— Entries shown —
______

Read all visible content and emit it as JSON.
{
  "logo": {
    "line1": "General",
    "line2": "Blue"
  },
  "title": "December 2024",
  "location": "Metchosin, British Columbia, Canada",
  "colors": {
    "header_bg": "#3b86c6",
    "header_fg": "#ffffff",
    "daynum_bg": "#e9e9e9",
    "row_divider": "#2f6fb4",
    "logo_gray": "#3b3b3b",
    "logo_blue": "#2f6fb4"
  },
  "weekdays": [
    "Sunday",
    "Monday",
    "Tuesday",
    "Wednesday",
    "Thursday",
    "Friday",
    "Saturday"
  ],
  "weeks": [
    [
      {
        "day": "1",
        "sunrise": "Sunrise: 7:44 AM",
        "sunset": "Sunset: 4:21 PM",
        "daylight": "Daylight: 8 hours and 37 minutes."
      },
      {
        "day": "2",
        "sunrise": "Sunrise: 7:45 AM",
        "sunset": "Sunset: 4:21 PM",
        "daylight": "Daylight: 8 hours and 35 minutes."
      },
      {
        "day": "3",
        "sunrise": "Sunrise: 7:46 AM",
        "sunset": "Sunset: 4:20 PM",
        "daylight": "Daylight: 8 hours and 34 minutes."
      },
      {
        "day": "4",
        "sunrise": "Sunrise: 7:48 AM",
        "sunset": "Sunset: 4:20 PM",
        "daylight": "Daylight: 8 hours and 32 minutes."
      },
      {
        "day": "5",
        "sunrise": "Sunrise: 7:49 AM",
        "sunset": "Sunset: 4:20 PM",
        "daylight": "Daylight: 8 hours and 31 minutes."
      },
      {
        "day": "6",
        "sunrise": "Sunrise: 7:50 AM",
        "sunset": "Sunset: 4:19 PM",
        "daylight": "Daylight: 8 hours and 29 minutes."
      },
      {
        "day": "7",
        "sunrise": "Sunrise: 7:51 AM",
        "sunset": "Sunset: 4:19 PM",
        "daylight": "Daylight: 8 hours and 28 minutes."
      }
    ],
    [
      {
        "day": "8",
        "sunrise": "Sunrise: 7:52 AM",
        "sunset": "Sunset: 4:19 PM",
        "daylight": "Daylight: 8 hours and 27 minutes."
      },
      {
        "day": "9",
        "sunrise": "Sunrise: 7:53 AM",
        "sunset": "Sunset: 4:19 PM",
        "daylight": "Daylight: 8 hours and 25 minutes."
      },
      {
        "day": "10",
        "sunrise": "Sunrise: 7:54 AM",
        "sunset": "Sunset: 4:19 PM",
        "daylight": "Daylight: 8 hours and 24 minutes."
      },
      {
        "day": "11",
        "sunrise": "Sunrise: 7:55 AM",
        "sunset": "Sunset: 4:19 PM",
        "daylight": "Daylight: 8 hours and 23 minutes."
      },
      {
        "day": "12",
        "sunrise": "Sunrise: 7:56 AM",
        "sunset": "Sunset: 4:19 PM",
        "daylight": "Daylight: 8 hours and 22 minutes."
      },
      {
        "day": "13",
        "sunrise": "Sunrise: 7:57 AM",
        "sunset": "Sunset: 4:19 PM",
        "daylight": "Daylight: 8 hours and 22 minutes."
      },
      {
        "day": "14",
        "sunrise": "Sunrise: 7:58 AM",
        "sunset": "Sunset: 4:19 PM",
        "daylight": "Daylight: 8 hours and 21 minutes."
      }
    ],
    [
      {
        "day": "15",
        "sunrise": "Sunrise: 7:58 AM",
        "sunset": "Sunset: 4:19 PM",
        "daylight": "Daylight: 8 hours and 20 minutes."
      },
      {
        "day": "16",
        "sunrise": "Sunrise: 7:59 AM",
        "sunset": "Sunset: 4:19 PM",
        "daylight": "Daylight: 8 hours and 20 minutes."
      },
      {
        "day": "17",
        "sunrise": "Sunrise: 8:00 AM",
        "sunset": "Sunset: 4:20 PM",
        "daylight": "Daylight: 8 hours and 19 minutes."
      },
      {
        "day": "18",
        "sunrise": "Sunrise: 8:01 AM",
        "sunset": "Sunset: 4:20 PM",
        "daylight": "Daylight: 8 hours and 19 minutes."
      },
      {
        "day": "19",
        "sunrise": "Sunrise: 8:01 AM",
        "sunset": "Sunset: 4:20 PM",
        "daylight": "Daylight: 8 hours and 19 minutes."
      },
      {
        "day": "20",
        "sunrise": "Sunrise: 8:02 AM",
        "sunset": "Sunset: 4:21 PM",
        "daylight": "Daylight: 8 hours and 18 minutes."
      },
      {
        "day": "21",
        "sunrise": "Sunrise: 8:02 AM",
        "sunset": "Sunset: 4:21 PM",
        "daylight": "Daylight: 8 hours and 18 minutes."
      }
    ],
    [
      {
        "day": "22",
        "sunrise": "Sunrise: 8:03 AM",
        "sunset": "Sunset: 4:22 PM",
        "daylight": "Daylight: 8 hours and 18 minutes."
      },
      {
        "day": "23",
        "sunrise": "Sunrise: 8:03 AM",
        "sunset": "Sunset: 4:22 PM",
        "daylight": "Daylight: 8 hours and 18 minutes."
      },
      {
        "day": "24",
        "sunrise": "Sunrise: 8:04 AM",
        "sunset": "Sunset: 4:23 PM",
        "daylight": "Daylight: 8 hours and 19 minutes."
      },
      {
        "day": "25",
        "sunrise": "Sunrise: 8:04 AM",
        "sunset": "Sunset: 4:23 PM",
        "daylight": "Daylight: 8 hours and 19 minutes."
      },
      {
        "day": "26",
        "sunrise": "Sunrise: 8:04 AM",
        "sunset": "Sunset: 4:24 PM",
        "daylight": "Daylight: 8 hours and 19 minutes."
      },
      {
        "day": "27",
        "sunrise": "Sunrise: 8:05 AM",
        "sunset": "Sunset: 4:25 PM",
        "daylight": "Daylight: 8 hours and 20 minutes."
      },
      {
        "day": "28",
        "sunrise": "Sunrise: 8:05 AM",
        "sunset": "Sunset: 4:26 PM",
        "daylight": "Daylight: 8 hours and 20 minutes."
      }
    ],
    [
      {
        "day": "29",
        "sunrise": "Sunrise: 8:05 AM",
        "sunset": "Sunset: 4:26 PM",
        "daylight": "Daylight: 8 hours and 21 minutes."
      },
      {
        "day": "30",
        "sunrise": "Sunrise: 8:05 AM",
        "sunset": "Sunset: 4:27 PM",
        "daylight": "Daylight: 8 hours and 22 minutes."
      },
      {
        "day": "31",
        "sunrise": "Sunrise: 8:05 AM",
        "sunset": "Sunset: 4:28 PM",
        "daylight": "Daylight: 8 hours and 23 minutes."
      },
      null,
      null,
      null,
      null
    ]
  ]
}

______

— Task —
Output the listing above word for word.

— Solution below —
Read all visible content and emit it as JSON.
{
  "logo": {
    "line1": "General",
    "line2": "Blue"
  },
  "title": "December 2024",
  "location": "Metchosin, British Columbia, Canada",
  "colors": {
    "header_bg": "#3b86c6",
    "header_fg": "#ffffff",
    "daynum_bg": "#e9e9e9",
    "row_divider": "#2f6fb4",
    "logo_gray": "#3b3b3b",
    "logo_blue": "#2f6fb4"
  },
  "weekdays": [
    "Sunday",
    "Monday",
    "Tuesday",
    "Wednesday",
    "Thursday",
    "Friday",
    "Saturday"
  ],
  "weeks": [
    [
      {
        "day": "1",
        "sunrise": "Sunrise: 7:44 AM",
        "sunset": "Sunset: 4:21 PM",
        "daylight": "Daylight: 8 hours and 37 minutes."
      },
      {
        "day": "2",
        "sunrise": "Sunrise: 7:45 AM",
        "sunset": "Sunset: 4:21 PM",
        "daylight": "Daylight: 8 hours and 35 minutes."
      },
      {
        "day": "3",
        "sunrise": "Sunrise: 7:46 AM",
        "sunset": "Sunset: 4:20 PM",
        "daylight": "Daylight: 8 hours and 34 minutes."
      },
      {
        "day": "4",
        "sunrise": "Sunrise: 7:48 AM",
        "sunset": "Sunset: 4:20 PM",
        "daylight": "Daylight: 8 hours and 32 minutes."
      },
      {
        "day": "5",
        "sunrise": "Sunrise: 7:49 AM",
        "sunset": "Sunset: 4:20 PM",
        "daylight": "Daylight: 8 hours and 31 minutes."
      },
      {
        "day": "6",
        "sunrise": "Sunrise: 7:50 AM",
        "sunset": "Sunset: 4:19 PM",
        "daylight": "Daylight: 8 hours and 29 minutes."
      },
      {
        "day": "7",
        "sunrise": "Sunrise: 7:51 AM",
        "sunset": "Sunset: 4:19 PM",
        "daylight": "Daylight: 8 hours and 28 minutes."
      }
    ],
    [
      {
        "day": "8",
        "sunrise": "Sunrise: 7:52 AM",
        "sunset": "Sunset: 4:19 PM",
        "daylight": "Daylight: 8 hours and 27 minutes."
      },
      {
        "day": "9",
        "sunrise": "Sunrise: 7:53 AM",
        "sunset": "Sunset: 4:19 PM",
        "daylight": "Daylight: 8 hours and 25 minutes."
      },
      {
        "day": "10",
        "sunrise": "Sunrise: 7:54 AM",
        "sunset": "Sunset: 4:19 PM",
        "daylight": "Daylight: 8 hours and 24 minutes."
      },
      {
        "day": "11",
        "sunrise": "Sunrise: 7:55 AM",
        "sunset": "Sunset: 4:19 PM",
        "daylight": "Daylight: 8 hours and 23 minutes."
      },
      {
        "day": "12",
        "sunrise": "Sunrise: 7:56 AM",
        "sunset": "Sunset: 4:19 PM",
        "daylight": "Daylight: 8 hours and 22 minutes."
      },
      {
        "day": "13",
        "sunrise": "Sunrise: 7:57 AM",
        "sunset": "Sunset: 4:19 PM",
        "daylight": "Daylight: 8 hours and 22 minutes."
      },
      {
        "day": "14",
        "sunrise": "Sunrise: 7:58 AM",
        "sunset": "Sunset: 4:19 PM",
        "daylight": "Daylight: 8 hours and 21 minutes."
      }
    ],
    [
      {
        "day": "15",
        "sunrise": "Sunrise: 7:58 AM",
        "sunset": "Sunset: 4:19 PM",
        "daylight": "Daylight: 8 hours and 20 minutes."
      },
      {
        "day": "16",
        "sunrise": "Sunrise: 7:59 AM",
        "sunset": "Sunset: 4:19 PM",
        "daylight": "Daylight: 8 hours and 20 minutes."
      },
      {
        "day": "17",
        "sunrise": "Sunrise: 8:00 AM",
        "sunset": "Sunset: 4:20 PM",
        "daylight": "Daylight: 8 hours and 19 minutes."
      },
      {
        "day": "18",
        "sunrise": "Sunrise: 8:01 AM",
        "sunset": "Sunset: 4:20 PM",
        "daylight": "Daylight: 8 hours and 19 minutes."
      },
      {
        "day": "19",
        "sunrise": "Sunrise: 8:01 AM",
        "sunset": "Sunset: 4:20 PM",
        "daylight": "Daylight: 8 hours and 19 minutes."
      },
      {
        "day": "20",
        "sunrise": "Sunrise: 8:02 AM",
        "sunset": "Sunset: 4:21 PM",
        "daylight": "Daylight: 8 hours and 18 minutes."
      },
      {
        "day": "21",
        "sunrise": "Sunrise: 8:02 AM",
        "sunset": "Sunset: 4:21 PM",
        "daylight": "Daylight: 8 hours and 18 minutes."
      }
    ],
    [
      {
        "day": "22",
        "sunrise": "Sunrise: 8:03 AM",
        "sunset": "Sunset: 4:22 PM",
        "daylight": "Daylight: 8 hours and 18 minutes."
      },
      {
        "day": "23",
        "sunrise": "Sunrise: 8:03 AM",
        "sunset": "Sunset: 4:22 PM",
        "daylight": "Daylight: 8 hours and 18 minutes."
      },
      {
        "day": "24",
        "sunrise": "Sunrise: 8:04 AM",
        "sunset": "Sunset: 4:23 PM",
        "daylight": "Daylight: 8 hours and 19 minutes."
      },
      {
        "day": "25",
        "sunrise": "Sunrise: 8:04 AM",
        "sunset": "Sunset: 4:23 PM",
        "daylight": "Daylight: 8 hours and 19 minutes."
      },
      {
        "day": "26",
        "sunrise": "Sunrise: 8:04 AM",
        "sunset": "Sunset: 4:24 PM",
        "daylight": "Daylight: 8 hours and 19 minutes."
      },
      {
        "day": "27",
        "sunrise": "Sunrise: 8:05 AM",
        "sunset": "Sunset: 4:25 PM",
        "daylight": "Daylight: 8 hours and 20 minutes."
      },
      {
        "day": "28",
        "sunrise": "Sunrise: 8:05 AM",
        "sunset": "Sunset: 4:26 PM",
        "daylight": "Daylight: 8 hours and 20 minutes."
      }
    ],
    [
      {
        "day": "29",
        "sunrise": "Sunrise: 8:05 AM",
        "sunset": "Sunset: 4:26 PM",
        "daylight": "Daylight: 8 hours and 21 minutes."
      },
      {
        "day": "30",
        "sunrise": "Sunrise: 8:05 AM",
        "sunset": "Sunset: 4:27 PM",
        "daylight": "Daylight: 8 hours and 22 minutes."
      },
      {
        "day": "31",
        "sunrise": "Sunrise: 8:05 AM",
        "sunset": "Sunset: 4:28 PM",
        "daylight": "Daylight: 8 hours and 23 minutes."
      },
      null,
      null,
      null,
      null
    ]
  ]
}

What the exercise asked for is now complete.